### [DATA TO USE]
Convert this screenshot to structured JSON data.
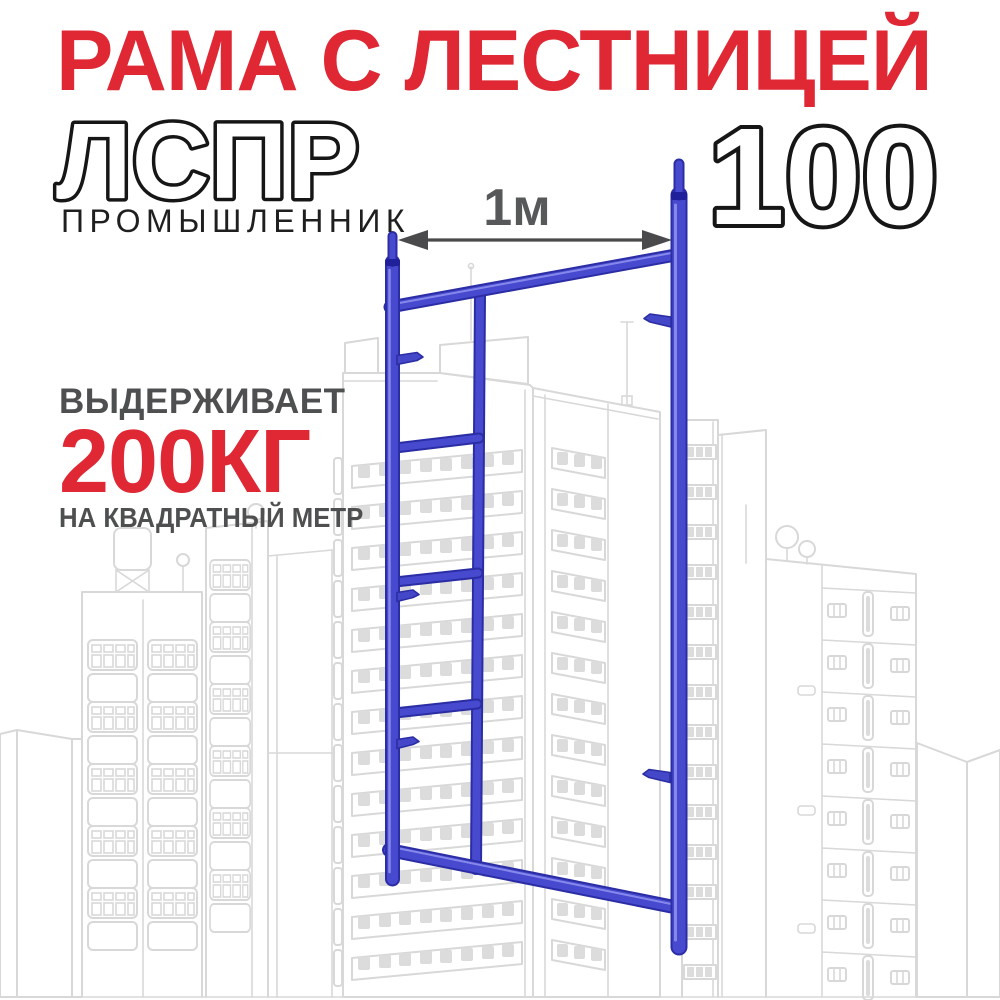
{
  "banner": {
    "title": "РАМА С ЛЕСТНИЦЕЙ",
    "model_code": "ЛСПР",
    "brand": "ПРОМЫШЛЕННИК",
    "size_label": "100",
    "dimension_label": "1м",
    "capacity": {
      "intro": "ВЫДЕРЖИВАЕТ",
      "value": "200КГ",
      "per": "НА КВАДРАТНЫЙ МЕТР"
    }
  },
  "illustration": {
    "subject": "scaffold-frame-with-ladder",
    "background": "city-buildings-outline-sketch",
    "icons": {
      "dimension_arrow": "double-headed-arrow"
    }
  },
  "colors": {
    "accent_red": "#e02734",
    "frame_blue": "#4749cf",
    "outline_text_stroke": "#161616",
    "muted_gray": "#4e4f51",
    "building_line_gray": "#d8d8d8"
  }
}
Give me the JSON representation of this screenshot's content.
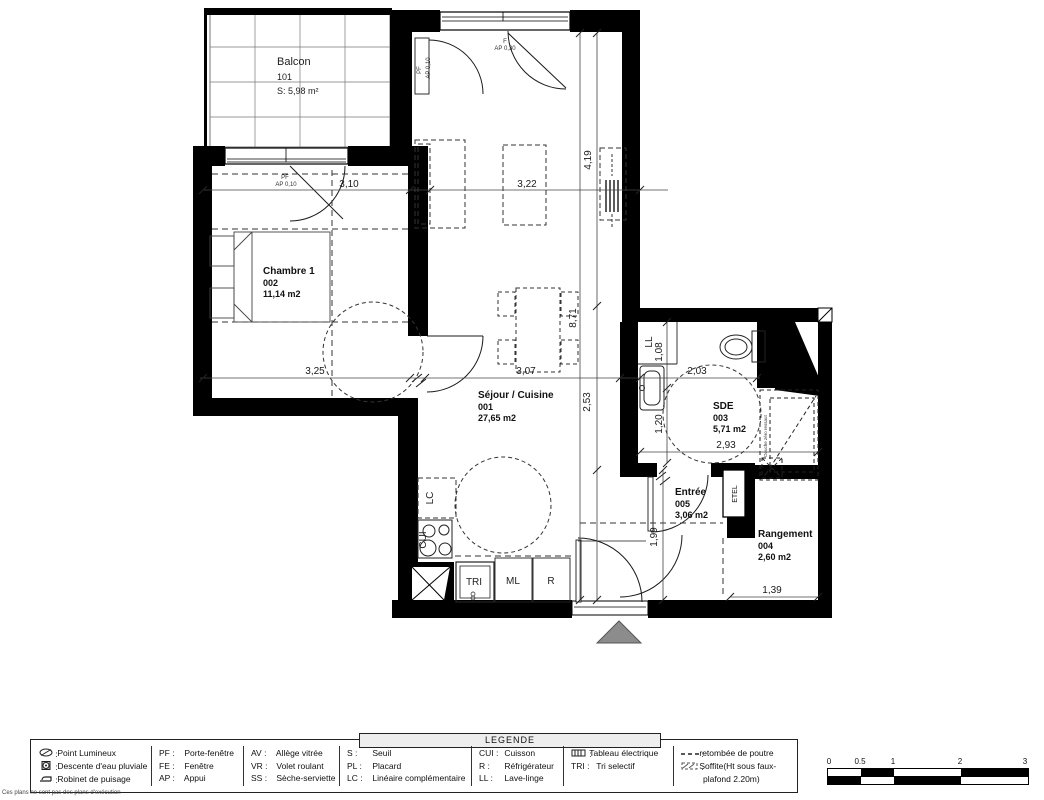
{
  "plan": {
    "rooms": {
      "balcon": {
        "name": "Balcon",
        "num": "101",
        "area": "S: 5,98 m²"
      },
      "chambre": {
        "name": "Chambre 1",
        "num": "002",
        "area": "11,14 m2"
      },
      "sejour": {
        "name": "Séjour / Cuisine",
        "num": "001",
        "area": "27,65 m2"
      },
      "sde": {
        "name": "SDE",
        "num": "003",
        "area": "5,71 m2"
      },
      "entree": {
        "name": "Entrée",
        "num": "005",
        "area": "3,06 m2"
      },
      "rangement": {
        "name": "Rangement",
        "num": "004",
        "area": "2,60 m2"
      }
    },
    "dims": {
      "chambre_w": "3,10",
      "sejour_w": "3,22",
      "right_upper": "4,19",
      "right_total": "8,71",
      "right_lower": "2,53",
      "chambre_w2": "3,25",
      "sejour_w2": "3,07",
      "sde_part": "2,03",
      "ll_h": "1,08",
      "sde_h": "1,20",
      "sde_w": "2,93",
      "entree_h": "1,99",
      "rangement_w": "1,39"
    },
    "openings": {
      "pf_sejour": "PF",
      "pf_sejour_ap": "AP 0,10",
      "f_sejour": "F",
      "f_sejour_ap": "AP 0,30",
      "pf_chambre": "PF",
      "pf_chambre_ap": "AP 0,10"
    },
    "equip": {
      "lc": "LC",
      "cui": "CUI",
      "tri": "TRI",
      "ml": "ML",
      "r": "R",
      "ll": "LL",
      "etel": "ETEL",
      "douche": "Douche zéro ressaut"
    }
  },
  "legend": {
    "title": "LEGENDE",
    "col1": [
      {
        "icon": "point-lumineux-icon",
        "label": "Point Lumineux"
      },
      {
        "icon": "descente-eau-icon",
        "label": "Descente d'eau pluviale"
      },
      {
        "icon": "robinet-puisage-icon",
        "label": "Robinet de puisage"
      }
    ],
    "col2": [
      {
        "abbr": "PF",
        "label": "Porte-fenêtre"
      },
      {
        "abbr": "FE",
        "label": "Fenêtre"
      },
      {
        "abbr": "AP",
        "label": "Appui"
      }
    ],
    "col3": [
      {
        "abbr": "AV",
        "label": "Allège vitrée"
      },
      {
        "abbr": "VR",
        "label": "Volet roulant"
      },
      {
        "abbr": "SS",
        "label": "Sèche-serviette"
      }
    ],
    "col4": [
      {
        "abbr": "S",
        "label": "Seuil"
      },
      {
        "abbr": "PL",
        "label": "Placard"
      },
      {
        "abbr": "LC",
        "label": "Linéaire complémentaire"
      }
    ],
    "col5": [
      {
        "abbr": "CUI",
        "label": "Cuisson"
      },
      {
        "abbr": "R",
        "label": "Réfrigérateur"
      },
      {
        "abbr": "LL",
        "label": "Lave-linge"
      }
    ],
    "col6": [
      {
        "icon": "tableau-electrique-icon",
        "label": "Tableau électrique"
      },
      {
        "abbr": "TRI",
        "label": "Tri selectif"
      }
    ],
    "col7": [
      {
        "icon": "retombee-poutre-icon",
        "label": "retombée de poutre"
      },
      {
        "icon": "soffite-icon",
        "label": "Soffite(Ht sous faux-"
      },
      {
        "label2": "plafond 2.20m)"
      }
    ]
  },
  "scalebar": {
    "labels": [
      "0",
      "0.5",
      "1",
      "2",
      "3"
    ]
  },
  "footnote": "Ces plans ne sont pas des plans d'exécution",
  "colors": {
    "wall": "#000000",
    "entrance_marker": "#8c8c8c"
  }
}
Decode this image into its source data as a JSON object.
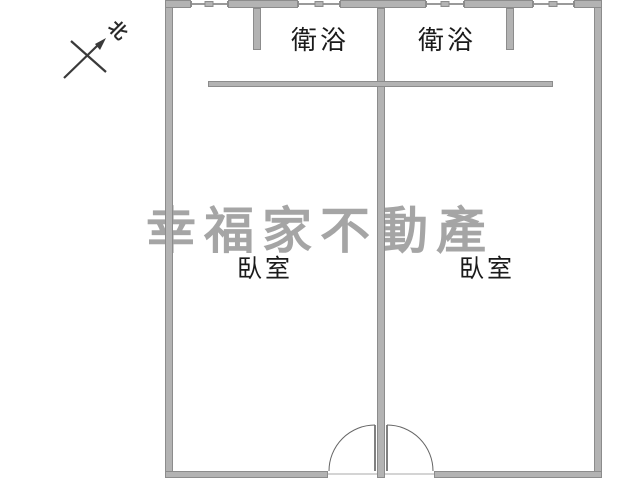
{
  "floorplan": {
    "type": "apartment-floor-plan",
    "compass": {
      "label": "北"
    },
    "watermark": {
      "text": "幸福家不動產",
      "color": "#a5a5a5"
    },
    "rooms": {
      "bathroom_left": {
        "label": "衛浴"
      },
      "bathroom_right": {
        "label": "衛浴"
      },
      "bedroom_left": {
        "label": "臥室"
      },
      "bedroom_right": {
        "label": "臥室"
      }
    },
    "colors": {
      "background": "#ffffff",
      "wall_fill": "#b3b3b3",
      "wall_edge": "#8c8c8c",
      "label_text": "#1a1a1a",
      "watermark": "#a5a5a5",
      "door_line": "#666666"
    }
  }
}
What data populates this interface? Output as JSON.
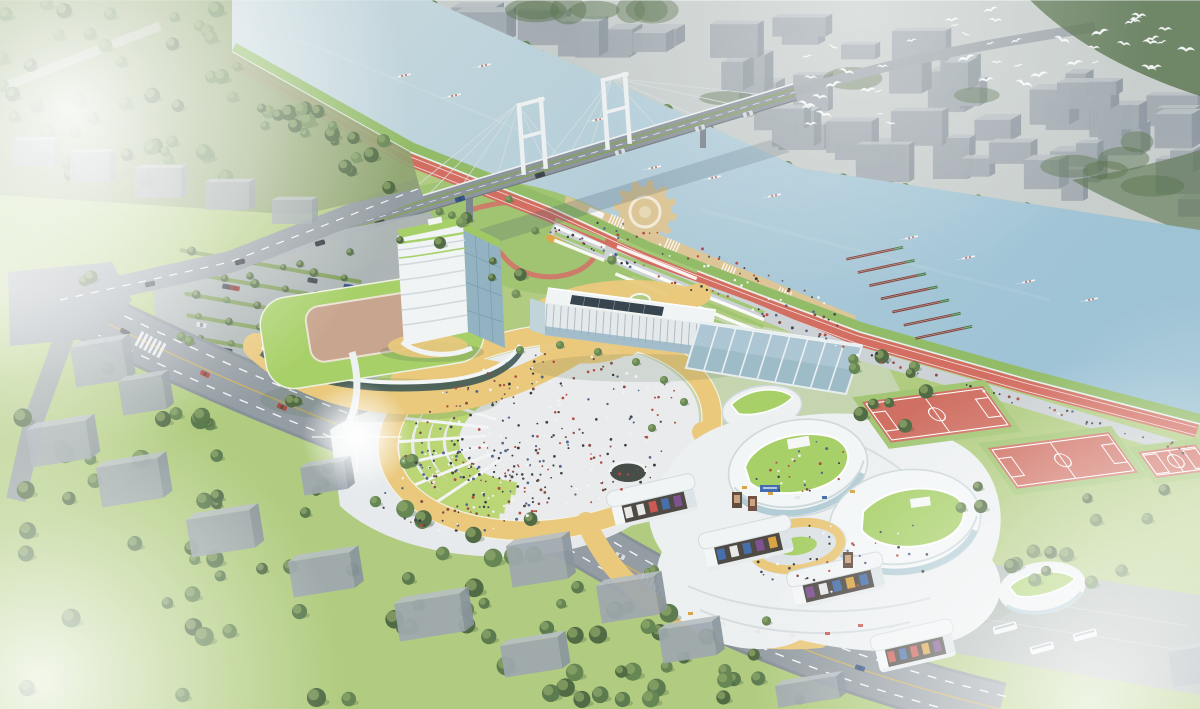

### [WHAT IS REQUIRED]
Pictures excluded, quote all the data above exactly.

### [REPLY]
Convert this screenshot to structured JSON data.
{
  "banner": {
    "title": "РАМА С ЛЕСТНИЦЕЙ",
    "model_code": "ЛСПР",
    "brand": "ПРОМЫШЛЕННИК",
    "size_label": "100",
    "dimension_label": "1м",
    "capacity": {
      "intro": "ВЫДЕРЖИВАЕТ",
      "value": "200КГ",
      "per": "НА КВАДРАТНЫЙ МЕТР"
    }
  },
  "illustration": {
    "subject": "scaffold-frame-with-ladder",
    "background": "city-buildings-outline-sketch",
    "icons": {
      "dimension_arrow": "double-headed-arrow"
    }
  },
  "colors": {
    "accent_red": "#e02734",
    "frame_blue": "#4749cf",
    "outline_text_stroke": "#161616",
    "muted_gray": "#4e4f51",
    "building_line_gray": "#d8d8d8"
  }
}
Give me the JSON representation of this screenshot's content.
{
  "plan": {
    "rooms": {
      "balcon": {
        "name": "Balcon",
        "num": "101",
        "area": "S: 5,98 m²"
      },
      "chambre": {
        "name": "Chambre 1",
        "num": "002",
        "area": "11,14 m2"
      },
      "sejour": {
        "name": "Séjour / Cuisine",
        "num": "001",
        "area": "27,65 m2"
      },
      "sde": {
        "name": "SDE",
        "num": "003",
        "area": "5,71 m2"
      },
      "entree": {
        "name": "Entrée",
        "num": "005",
        "area": "3,06 m2"
      },
      "rangement": {
        "name": "Rangement",
        "num": "004",
        "area": "2,60 m2"
      }
    },
    "dims": {
      "chambre_w": "3,10",
      "sejour_w": "3,22",
      "right_upper": "4,19",
      "right_total": "8,71",
      "right_lower": "2,53",
      "chambre_w2": "3,25",
      "sejour_w2": "3,07",
      "sde_part": "2,03",
      "ll_h": "1,08",
      "sde_h": "1,20",
      "sde_w": "2,93",
      "entree_h": "1,99",
      "rangement_w": "1,39"
    },
    "openings": {
      "pf_sejour": "PF",
      "pf_sejour_ap": "AP 0,10",
      "f_sejour": "F",
      "f_sejour_ap": "AP 0,30",
      "pf_chambre": "PF",
      "pf_chambre_ap": "AP 0,10"
    },
    "equip": {
      "lc": "LC",
      "cui": "CUI",
      "tri": "TRI",
      "ml": "ML",
      "r": "R",
      "ll": "LL",
      "etel": "ETEL",
      "douche": "Douche zéro ressaut"
    }
  },
  "legend": {
    "title": "LEGENDE",
    "col1": [
      {
        "icon": "point-lumineux-icon",
        "label": "Point Lumineux"
      },
      {
        "icon": "descente-eau-icon",
        "label": "Descente d'eau pluviale"
      },
      {
        "icon": "robinet-puisage-icon",
        "label": "Robinet de puisage"
      }
    ],
    "col2": [
      {
        "abbr": "PF",
        "label": "Porte-fenêtre"
      },
      {
        "abbr": "FE",
        "label": "Fenêtre"
      },
      {
        "abbr": "AP",
        "label": "Appui"
      }
    ],
    "col3": [
      {
        "abbr": "AV",
        "label": "Allège vitrée"
      },
      {
        "abbr": "VR",
        "label": "Volet roulant"
      },
      {
        "abbr": "SS",
        "label": "Sèche-serviette"
      }
    ],
    "col4": [
      {
        "abbr": "S",
        "label": "Seuil"
      },
      {
        "abbr": "PL",
        "label": "Placard"
      },
      {
        "abbr": "LC",
        "label": "Linéaire complémentaire"
      }
    ],
    "col5": [
      {
        "abbr": "CUI",
        "label": "Cuisson"
      },
      {
        "abbr": "R",
        "label": "Réfrigérateur"
      },
      {
        "abbr": "LL",
        "label": "Lave-linge"
      }
    ],
    "col6": [
      {
        "icon": "tableau-electrique-icon",
        "label": "Tableau électrique"
      },
      {
        "abbr": "TRI",
        "label": "Tri selectif"
      }
    ],
    "col7": [
      {
        "icon": "retombee-poutre-icon",
        "label": "retombée de poutre"
      },
      {
        "icon": "soffite-icon",
        "label": "Soffite(Ht sous faux-"
      },
      {
        "label2": "plafond 2.20m)"
      }
    ]
  },
  "scalebar": {
    "labels": [
      "0",
      "0.5",
      "1",
      "2",
      "3"
    ]
  },
  "footnote": "Ces plans ne sont pas des plans d'exécution",
  "colors": {
    "wall": "#000000",
    "entrance_marker": "#8c8c8c"
  }
}
Decode this image into its source data as a JSON object.
{
  "floorplan": {
    "type": "apartment-floor-plan",
    "compass": {
      "label": "北"
    },
    "watermark": {
      "text": "幸福家不動產",
      "color": "#a5a5a5"
    },
    "rooms": {
      "bathroom_left": {
        "label": "衛浴"
      },
      "bathroom_right": {
        "label": "衛浴"
      },
      "bedroom_left": {
        "label": "臥室"
      },
      "bedroom_right": {
        "label": "臥室"
      }
    },
    "colors": {
      "background": "#ffffff",
      "wall_fill": "#b3b3b3",
      "wall_edge": "#8c8c8c",
      "label_text": "#1a1a1a",
      "watermark": "#a5a5a5",
      "door_line": "#666666"
    }
  }
}
What data populates this interface? Output as JSON.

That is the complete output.